Copy all lines holding the word "它的周长是" from the entries.
**** Data to process
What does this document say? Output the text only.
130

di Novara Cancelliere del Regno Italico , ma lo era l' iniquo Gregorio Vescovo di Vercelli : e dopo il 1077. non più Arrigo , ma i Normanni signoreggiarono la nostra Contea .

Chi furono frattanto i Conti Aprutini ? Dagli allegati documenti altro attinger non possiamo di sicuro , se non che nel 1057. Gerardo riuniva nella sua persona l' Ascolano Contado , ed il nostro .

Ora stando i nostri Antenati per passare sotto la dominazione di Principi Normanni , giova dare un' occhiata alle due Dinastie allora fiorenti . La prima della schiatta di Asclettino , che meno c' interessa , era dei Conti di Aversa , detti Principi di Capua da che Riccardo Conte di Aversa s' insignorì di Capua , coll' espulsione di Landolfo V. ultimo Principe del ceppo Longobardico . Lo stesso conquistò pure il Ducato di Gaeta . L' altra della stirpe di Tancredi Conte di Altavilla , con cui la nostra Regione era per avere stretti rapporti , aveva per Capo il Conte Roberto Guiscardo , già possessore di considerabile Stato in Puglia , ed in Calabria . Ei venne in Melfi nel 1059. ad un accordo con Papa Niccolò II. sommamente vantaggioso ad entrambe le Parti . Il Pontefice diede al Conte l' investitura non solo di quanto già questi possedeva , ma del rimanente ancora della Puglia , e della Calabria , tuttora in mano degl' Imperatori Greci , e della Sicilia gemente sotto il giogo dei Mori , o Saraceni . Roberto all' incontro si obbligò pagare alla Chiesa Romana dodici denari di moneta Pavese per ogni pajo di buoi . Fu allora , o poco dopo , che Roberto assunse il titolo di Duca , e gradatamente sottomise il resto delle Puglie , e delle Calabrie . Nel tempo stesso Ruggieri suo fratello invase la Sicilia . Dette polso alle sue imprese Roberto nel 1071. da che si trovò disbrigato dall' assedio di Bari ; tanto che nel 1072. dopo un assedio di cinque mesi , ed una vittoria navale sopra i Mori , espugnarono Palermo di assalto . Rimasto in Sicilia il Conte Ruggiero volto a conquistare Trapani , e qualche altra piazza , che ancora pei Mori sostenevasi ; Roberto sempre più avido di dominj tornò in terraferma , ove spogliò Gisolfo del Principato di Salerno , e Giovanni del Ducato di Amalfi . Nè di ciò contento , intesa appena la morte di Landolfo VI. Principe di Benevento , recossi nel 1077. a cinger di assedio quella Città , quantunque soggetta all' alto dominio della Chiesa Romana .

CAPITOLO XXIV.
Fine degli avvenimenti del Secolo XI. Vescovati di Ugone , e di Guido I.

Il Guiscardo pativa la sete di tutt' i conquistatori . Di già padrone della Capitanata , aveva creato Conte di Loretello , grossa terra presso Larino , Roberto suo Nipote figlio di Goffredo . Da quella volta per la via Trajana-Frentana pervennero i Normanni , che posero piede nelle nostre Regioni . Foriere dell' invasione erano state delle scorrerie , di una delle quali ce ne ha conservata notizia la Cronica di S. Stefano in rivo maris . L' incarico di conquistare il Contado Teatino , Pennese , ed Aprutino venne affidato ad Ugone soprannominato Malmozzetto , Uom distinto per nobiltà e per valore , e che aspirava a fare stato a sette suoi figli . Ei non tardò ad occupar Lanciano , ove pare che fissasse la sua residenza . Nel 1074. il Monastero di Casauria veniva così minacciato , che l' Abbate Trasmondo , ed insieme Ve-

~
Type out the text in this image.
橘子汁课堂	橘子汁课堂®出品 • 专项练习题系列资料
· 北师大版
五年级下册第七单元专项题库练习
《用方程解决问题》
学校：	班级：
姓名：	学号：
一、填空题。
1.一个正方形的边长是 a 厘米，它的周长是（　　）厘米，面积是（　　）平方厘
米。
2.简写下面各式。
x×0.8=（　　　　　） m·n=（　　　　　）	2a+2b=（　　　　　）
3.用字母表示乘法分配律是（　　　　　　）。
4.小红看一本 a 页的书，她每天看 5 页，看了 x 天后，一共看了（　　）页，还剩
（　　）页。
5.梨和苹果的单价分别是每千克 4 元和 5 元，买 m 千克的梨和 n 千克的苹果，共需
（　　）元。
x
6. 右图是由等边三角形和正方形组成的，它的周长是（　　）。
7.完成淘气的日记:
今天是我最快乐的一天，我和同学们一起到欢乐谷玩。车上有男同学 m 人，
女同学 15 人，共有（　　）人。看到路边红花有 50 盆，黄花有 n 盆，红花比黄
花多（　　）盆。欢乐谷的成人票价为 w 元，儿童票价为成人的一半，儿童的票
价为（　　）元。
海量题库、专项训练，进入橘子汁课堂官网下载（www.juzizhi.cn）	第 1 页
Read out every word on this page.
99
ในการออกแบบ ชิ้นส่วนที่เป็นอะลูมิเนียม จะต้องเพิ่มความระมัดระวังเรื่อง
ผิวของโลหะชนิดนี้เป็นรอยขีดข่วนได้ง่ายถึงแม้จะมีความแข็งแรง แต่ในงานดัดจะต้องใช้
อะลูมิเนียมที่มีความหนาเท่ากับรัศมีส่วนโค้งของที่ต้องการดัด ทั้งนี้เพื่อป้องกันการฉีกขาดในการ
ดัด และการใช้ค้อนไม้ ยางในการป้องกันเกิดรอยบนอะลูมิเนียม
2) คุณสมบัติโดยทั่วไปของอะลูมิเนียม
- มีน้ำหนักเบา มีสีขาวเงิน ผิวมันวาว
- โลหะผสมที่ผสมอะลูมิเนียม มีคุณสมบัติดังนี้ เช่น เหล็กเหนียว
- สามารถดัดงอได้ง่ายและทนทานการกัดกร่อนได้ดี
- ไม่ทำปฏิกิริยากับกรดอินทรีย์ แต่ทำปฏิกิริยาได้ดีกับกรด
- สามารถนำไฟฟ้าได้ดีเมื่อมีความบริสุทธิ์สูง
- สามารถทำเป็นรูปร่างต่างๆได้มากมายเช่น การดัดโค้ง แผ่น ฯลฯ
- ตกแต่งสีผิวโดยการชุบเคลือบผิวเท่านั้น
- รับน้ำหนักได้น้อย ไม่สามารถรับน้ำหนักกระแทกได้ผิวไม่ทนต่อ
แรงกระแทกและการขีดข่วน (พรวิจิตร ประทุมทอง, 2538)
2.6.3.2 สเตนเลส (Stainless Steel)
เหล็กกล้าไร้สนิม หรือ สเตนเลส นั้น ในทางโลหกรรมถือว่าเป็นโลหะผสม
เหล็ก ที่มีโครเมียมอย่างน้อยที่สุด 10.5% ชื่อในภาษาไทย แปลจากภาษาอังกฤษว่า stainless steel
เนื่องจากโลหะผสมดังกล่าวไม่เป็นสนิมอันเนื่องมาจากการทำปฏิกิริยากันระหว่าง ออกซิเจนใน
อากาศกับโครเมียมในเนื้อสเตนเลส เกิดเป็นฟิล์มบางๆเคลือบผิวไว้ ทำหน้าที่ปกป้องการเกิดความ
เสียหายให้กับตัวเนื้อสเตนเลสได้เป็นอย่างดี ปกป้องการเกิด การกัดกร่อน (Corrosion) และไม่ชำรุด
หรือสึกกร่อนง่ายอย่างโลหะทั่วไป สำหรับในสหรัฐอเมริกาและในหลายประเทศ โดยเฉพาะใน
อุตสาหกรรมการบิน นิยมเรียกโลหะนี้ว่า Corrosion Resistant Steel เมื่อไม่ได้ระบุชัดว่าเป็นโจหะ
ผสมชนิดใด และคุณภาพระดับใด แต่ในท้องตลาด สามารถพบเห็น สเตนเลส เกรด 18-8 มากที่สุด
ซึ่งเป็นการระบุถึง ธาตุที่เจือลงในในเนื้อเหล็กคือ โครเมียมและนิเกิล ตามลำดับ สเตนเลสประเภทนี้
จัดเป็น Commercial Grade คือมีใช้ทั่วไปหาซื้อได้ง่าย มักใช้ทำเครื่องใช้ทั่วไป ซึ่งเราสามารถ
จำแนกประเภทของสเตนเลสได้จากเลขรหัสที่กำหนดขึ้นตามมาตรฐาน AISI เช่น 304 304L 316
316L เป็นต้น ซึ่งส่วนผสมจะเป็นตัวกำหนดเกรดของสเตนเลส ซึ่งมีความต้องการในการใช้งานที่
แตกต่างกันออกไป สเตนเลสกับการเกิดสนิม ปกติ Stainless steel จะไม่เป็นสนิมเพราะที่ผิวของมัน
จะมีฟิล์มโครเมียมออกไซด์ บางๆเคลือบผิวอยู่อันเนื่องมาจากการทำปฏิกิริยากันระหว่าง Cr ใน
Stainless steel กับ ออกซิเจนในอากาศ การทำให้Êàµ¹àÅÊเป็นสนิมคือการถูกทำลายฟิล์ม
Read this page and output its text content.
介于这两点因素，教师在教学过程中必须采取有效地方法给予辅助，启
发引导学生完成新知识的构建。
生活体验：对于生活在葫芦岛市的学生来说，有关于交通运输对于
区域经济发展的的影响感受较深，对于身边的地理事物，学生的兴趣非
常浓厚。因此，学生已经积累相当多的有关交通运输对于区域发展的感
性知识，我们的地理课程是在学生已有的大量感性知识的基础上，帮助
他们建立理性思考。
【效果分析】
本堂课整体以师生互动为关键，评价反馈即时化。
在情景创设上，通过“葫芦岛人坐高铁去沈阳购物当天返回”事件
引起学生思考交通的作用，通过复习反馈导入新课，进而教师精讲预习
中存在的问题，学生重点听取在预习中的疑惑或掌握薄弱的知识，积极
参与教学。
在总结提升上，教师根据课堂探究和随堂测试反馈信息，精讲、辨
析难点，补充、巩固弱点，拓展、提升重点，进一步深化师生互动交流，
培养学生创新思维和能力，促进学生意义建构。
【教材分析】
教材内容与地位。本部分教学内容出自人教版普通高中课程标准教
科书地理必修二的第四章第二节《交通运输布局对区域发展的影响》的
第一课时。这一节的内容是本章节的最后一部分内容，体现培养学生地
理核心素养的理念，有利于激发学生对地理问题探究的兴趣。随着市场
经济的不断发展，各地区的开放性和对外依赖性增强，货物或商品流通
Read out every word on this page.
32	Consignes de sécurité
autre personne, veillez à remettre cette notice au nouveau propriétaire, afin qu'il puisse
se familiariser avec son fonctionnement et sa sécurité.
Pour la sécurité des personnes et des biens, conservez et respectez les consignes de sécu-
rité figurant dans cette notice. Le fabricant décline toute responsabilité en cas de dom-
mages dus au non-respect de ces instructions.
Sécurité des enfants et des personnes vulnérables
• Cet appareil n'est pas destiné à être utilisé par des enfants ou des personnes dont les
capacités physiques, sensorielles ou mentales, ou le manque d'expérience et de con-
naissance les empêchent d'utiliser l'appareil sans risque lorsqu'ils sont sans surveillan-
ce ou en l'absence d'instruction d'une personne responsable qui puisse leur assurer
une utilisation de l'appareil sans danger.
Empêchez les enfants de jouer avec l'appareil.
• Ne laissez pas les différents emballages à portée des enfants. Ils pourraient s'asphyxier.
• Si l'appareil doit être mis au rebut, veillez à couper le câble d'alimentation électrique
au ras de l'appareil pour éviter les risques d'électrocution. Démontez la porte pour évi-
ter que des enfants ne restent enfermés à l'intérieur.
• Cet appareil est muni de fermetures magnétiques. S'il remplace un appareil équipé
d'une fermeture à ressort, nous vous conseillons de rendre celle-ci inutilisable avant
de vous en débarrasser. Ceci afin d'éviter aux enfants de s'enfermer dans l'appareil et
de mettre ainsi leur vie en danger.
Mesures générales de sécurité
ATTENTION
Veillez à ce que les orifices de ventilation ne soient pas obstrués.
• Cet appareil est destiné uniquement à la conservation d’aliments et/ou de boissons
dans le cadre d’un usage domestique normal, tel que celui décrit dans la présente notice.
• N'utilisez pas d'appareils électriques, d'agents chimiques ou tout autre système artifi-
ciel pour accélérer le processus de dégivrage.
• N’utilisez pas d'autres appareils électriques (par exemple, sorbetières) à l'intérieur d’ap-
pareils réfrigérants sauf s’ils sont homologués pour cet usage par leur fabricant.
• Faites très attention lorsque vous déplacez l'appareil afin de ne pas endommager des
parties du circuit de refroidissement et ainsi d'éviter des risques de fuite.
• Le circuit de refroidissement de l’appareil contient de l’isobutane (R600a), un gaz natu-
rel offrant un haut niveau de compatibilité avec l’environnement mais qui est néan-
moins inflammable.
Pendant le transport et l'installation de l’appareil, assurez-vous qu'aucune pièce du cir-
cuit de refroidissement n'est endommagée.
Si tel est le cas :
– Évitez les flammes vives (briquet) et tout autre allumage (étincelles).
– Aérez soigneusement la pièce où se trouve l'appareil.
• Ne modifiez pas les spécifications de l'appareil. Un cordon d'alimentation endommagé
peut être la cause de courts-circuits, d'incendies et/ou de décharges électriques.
********
▶ [Task result]:
1.一个正方形的边长是 a 厘米，它的周长是（　　）厘米，面积是（　　）平方厘
6. 右图是由等边三角形和正方形组成的，它的周长是（　　）。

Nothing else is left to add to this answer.